■ Work to complete ■
Make an exact copy of the lines, leaving the pictures out.

____________

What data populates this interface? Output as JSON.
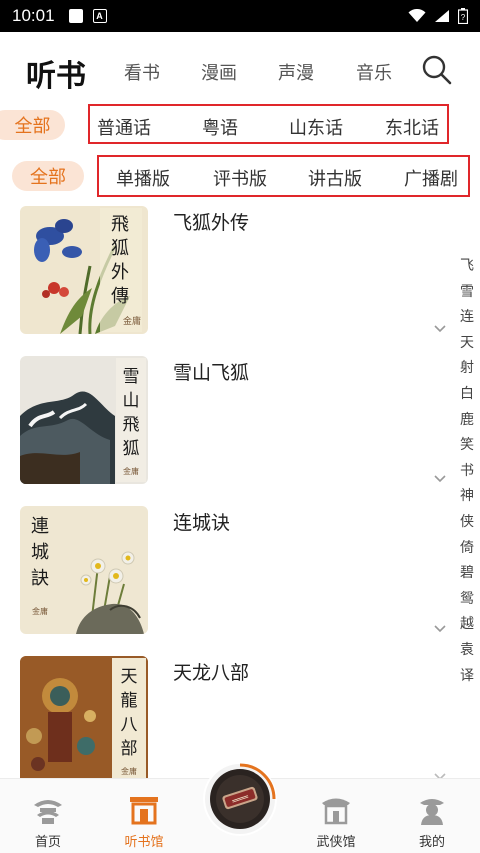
{
  "status_bar": {
    "time": "10:01",
    "badge_letter": "A"
  },
  "header": {
    "title": "听书",
    "tabs": [
      {
        "label": "看书"
      },
      {
        "label": "漫画"
      },
      {
        "label": "声漫"
      },
      {
        "label": "音乐"
      }
    ]
  },
  "language_filter": {
    "all_label": "全部",
    "options": [
      "普通话",
      "粤语",
      "山东话",
      "东北话"
    ]
  },
  "version_filter": {
    "all_label": "全部",
    "options": [
      "单播版",
      "评书版",
      "讲古版",
      "广播剧"
    ]
  },
  "books": [
    {
      "title": "飞狐外传",
      "cover_text": "飛狐外傳",
      "author_seal": "金庸"
    },
    {
      "title": "雪山飞狐",
      "cover_text": "雪山飛狐",
      "author_seal": "金庸"
    },
    {
      "title": "连城诀",
      "cover_text": "連城訣",
      "author_seal": "金庸"
    },
    {
      "title": "天龙八部",
      "cover_text": "天龍八部",
      "author_seal": "金庸"
    }
  ],
  "side_index": [
    "飞",
    "雪",
    "连",
    "天",
    "射",
    "白",
    "鹿",
    "笑",
    "书",
    "神",
    "侠",
    "倚",
    "碧",
    "鸳",
    "越",
    "袁",
    "译"
  ],
  "bottom_tabs": [
    {
      "label": "首页"
    },
    {
      "label": "听书馆"
    },
    {
      "label": "武侠馆"
    },
    {
      "label": "我的"
    }
  ],
  "colors": {
    "accent": "#e4731e",
    "highlight_box": "#e0262a",
    "pill_bg": "#fbe4d5"
  }
}
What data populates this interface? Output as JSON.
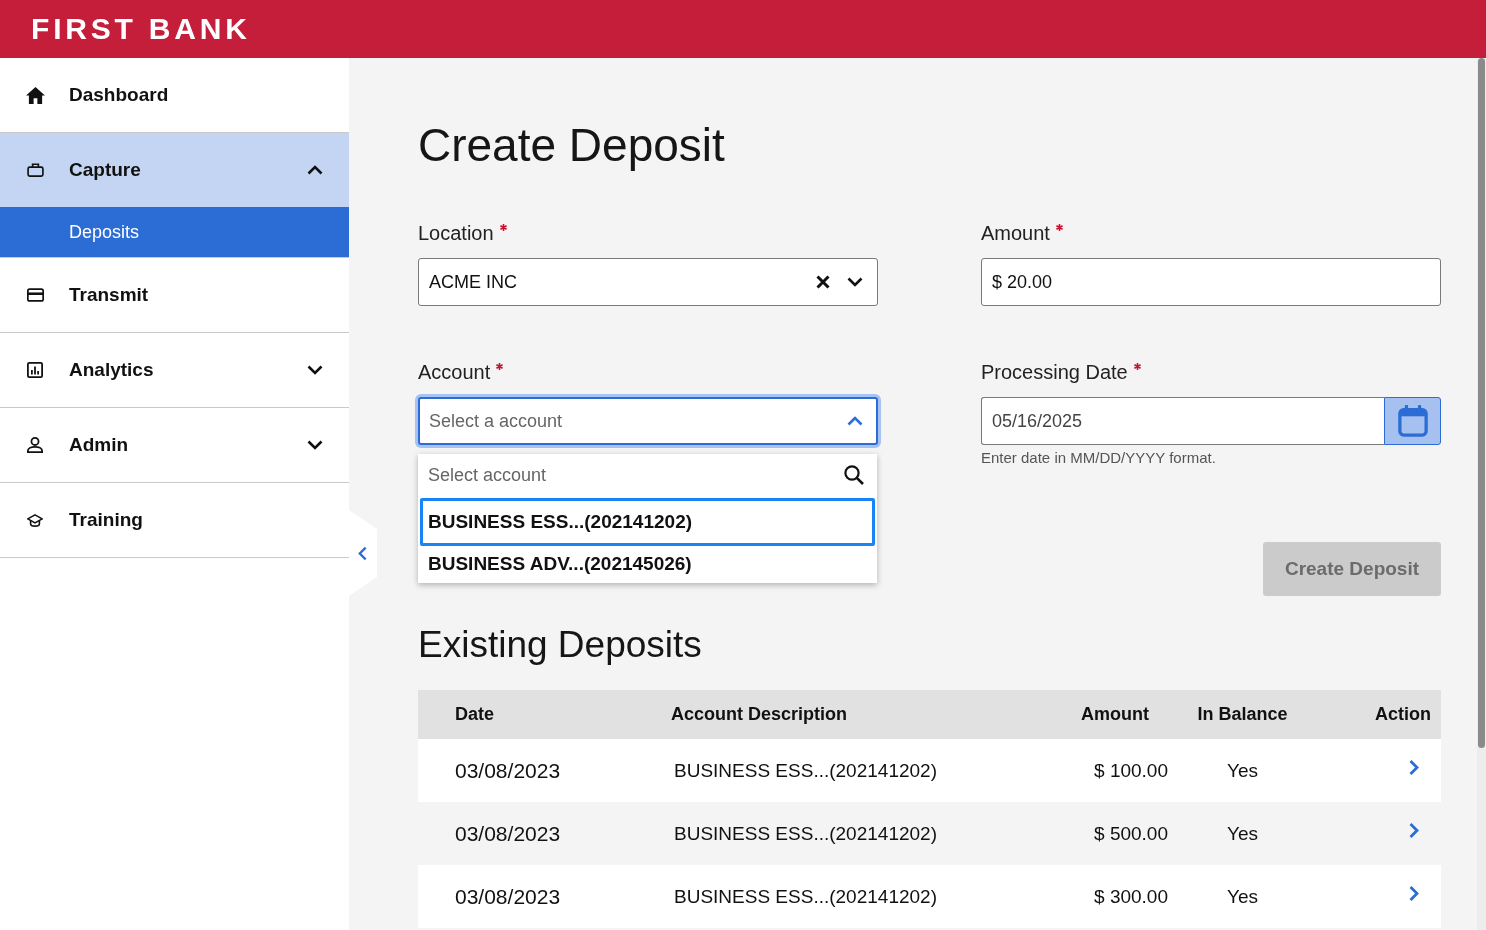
{
  "header": {
    "logo": "FIRST BANK"
  },
  "sidebar": {
    "items": [
      {
        "kind": "link",
        "label": "Dashboard",
        "selected": false
      },
      {
        "kind": "group",
        "label": "Capture",
        "selected": true,
        "expanded": true,
        "children": [
          {
            "label": "Deposits",
            "selected": true
          }
        ]
      },
      {
        "kind": "link",
        "label": "Transmit",
        "selected": false
      },
      {
        "kind": "group",
        "label": "Analytics",
        "selected": false,
        "expanded": false
      },
      {
        "kind": "group",
        "label": "Admin",
        "selected": false,
        "expanded": false
      },
      {
        "kind": "link",
        "label": "Training",
        "selected": false
      }
    ]
  },
  "page_title": "Create Deposit",
  "form": {
    "fields": [
      {
        "kind": "select",
        "label": "Location",
        "required": true,
        "value": "ACME INC",
        "expanded": false,
        "focused": false
      },
      {
        "kind": "text",
        "label": "Amount",
        "required": true,
        "value": "$ 20.00",
        "focused": false
      },
      {
        "kind": "select",
        "label": "Account",
        "required": true,
        "placeholder": "Select a account",
        "expanded": true,
        "focused": true,
        "dropdown": {
          "search": {
            "placeholder": "Select account"
          },
          "options": [
            {
              "label": "BUSINESS ESS...(202141202)",
              "selected": true
            },
            {
              "label": "BUSINESS ADV...(202145026)",
              "selected": false
            }
          ]
        }
      },
      {
        "kind": "date",
        "label": "Processing Date",
        "required": true,
        "value": "05/16/2025",
        "hint": "Enter date in MM/DD/YYYY format.",
        "focused": false
      }
    ],
    "submit": {
      "label": "Create Deposit",
      "disabled": true
    }
  },
  "existing_deposits": {
    "title": "Existing Deposits",
    "table": {
      "columns": [
        "Date",
        "Account Description",
        "Amount",
        "In Balance",
        "Action"
      ],
      "rows": [
        {
          "cells": [
            "03/08/2023",
            "BUSINESS ESS...(202141202)",
            "$ 100.00",
            "Yes"
          ]
        },
        {
          "cells": [
            "03/08/2023",
            "BUSINESS ESS...(202141202)",
            "$ 500.00",
            "Yes"
          ]
        },
        {
          "cells": [
            "03/08/2023",
            "BUSINESS ESS...(202141202)",
            "$ 300.00",
            "Yes"
          ]
        }
      ]
    }
  }
}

____________

■ Answer to this problem ■
What data populates this interface? Output as JSON.
{
  "status_bar": {
    "time": "10:01",
    "badge_letter": "A"
  },
  "header": {
    "title": "听书",
    "tabs": [
      {
        "label": "看书"
      },
      {
        "label": "漫画"
      },
      {
        "label": "声漫"
      },
      {
        "label": "音乐"
      }
    ]
  },
  "language_filter": {
    "all_label": "全部",
    "options": [
      "普通话",
      "粤语",
      "山东话",
      "东北话"
    ]
  },
  "version_filter": {
    "all_label": "全部",
    "options": [
      "单播版",
      "评书版",
      "讲古版",
      "广播剧"
    ]
  },
  "books": [
    {
      "title": "飞狐外传",
      "cover_text": "飛狐外傳",
      "author_seal": "金庸"
    },
    {
      "title": "雪山飞狐",
      "cover_text": "雪山飛狐",
      "author_seal": "金庸"
    },
    {
      "title": "连城诀",
      "cover_text": "連城訣",
      "author_seal": "金庸"
    },
    {
      "title": "天龙八部",
      "cover_text": "天龍八部",
      "author_seal": "金庸"
    }
  ],
  "side_index": [
    "飞",
    "雪",
    "连",
    "天",
    "射",
    "白",
    "鹿",
    "笑",
    "书",
    "神",
    "侠",
    "倚",
    "碧",
    "鸳",
    "越",
    "袁",
    "译"
  ],
  "bottom_tabs": [
    {
      "label": "首页"
    },
    {
      "label": "听书馆"
    },
    {
      "label": "武侠馆"
    },
    {
      "label": "我的"
    }
  ],
  "colors": {
    "accent": "#e4731e",
    "highlight_box": "#e0262a",
    "pill_bg": "#fbe4d5"
  }
}
What data populates this interface? Output as JSON.
{
  "header": {
    "logo": "FIRST BANK"
  },
  "sidebar": {
    "items": [
      {
        "kind": "link",
        "label": "Dashboard",
        "selected": false
      },
      {
        "kind": "group",
        "label": "Capture",
        "selected": true,
        "expanded": true,
        "children": [
          {
            "label": "Deposits",
            "selected": true
          }
        ]
      },
      {
        "kind": "link",
        "label": "Transmit",
        "selected": false
      },
      {
        "kind": "group",
        "label": "Analytics",
        "selected": false,
        "expanded": false
      },
      {
        "kind": "group",
        "label": "Admin",
        "selected": false,
        "expanded": false
      },
      {
        "kind": "link",
        "label": "Training",
        "selected": false
      }
    ]
  },
  "page_title": "Create Deposit",
  "form": {
    "fields": [
      {
        "kind": "select",
        "label": "Location",
        "required": true,
        "value": "ACME INC",
        "expanded": false,
        "focused": false
      },
      {
        "kind": "text",
        "label": "Amount",
        "required": true,
        "value": "$ 20.00",
        "focused": false
      },
      {
        "kind": "select",
        "label": "Account",
        "required": true,
        "placeholder": "Select a account",
        "expanded": true,
        "focused": true,
        "dropdown": {
          "search": {
            "placeholder": "Select account"
          },
          "options": [
            {
              "label": "BUSINESS ESS...(202141202)",
              "selected": true
            },
            {
              "label": "BUSINESS ADV...(202145026)",
              "selected": false
            }
          ]
        }
      },
      {
        "kind": "date",
        "label": "Processing Date",
        "required": true,
        "value": "05/16/2025",
        "hint": "Enter date in MM/DD/YYYY format.",
        "focused": false
      }
    ],
    "submit": {
      "label": "Create Deposit",
      "disabled": true
    }
  },
  "existing_deposits": {
    "title": "Existing Deposits",
    "table": {
      "columns": [
        "Date",
        "Account Description",
        "Amount",
        "In Balance",
        "Action"
      ],
      "rows": [
        {
          "cells": [
            "03/08/2023",
            "BUSINESS ESS...(202141202)",
            "$ 100.00",
            "Yes"
          ]
        },
        {
          "cells": [
            "03/08/2023",
            "BUSINESS ESS...(202141202)",
            "$ 500.00",
            "Yes"
          ]
        },
        {
          "cells": [
            "03/08/2023",
            "BUSINESS ESS...(202141202)",
            "$ 300.00",
            "Yes"
          ]
        }
      ]
    }
  }
}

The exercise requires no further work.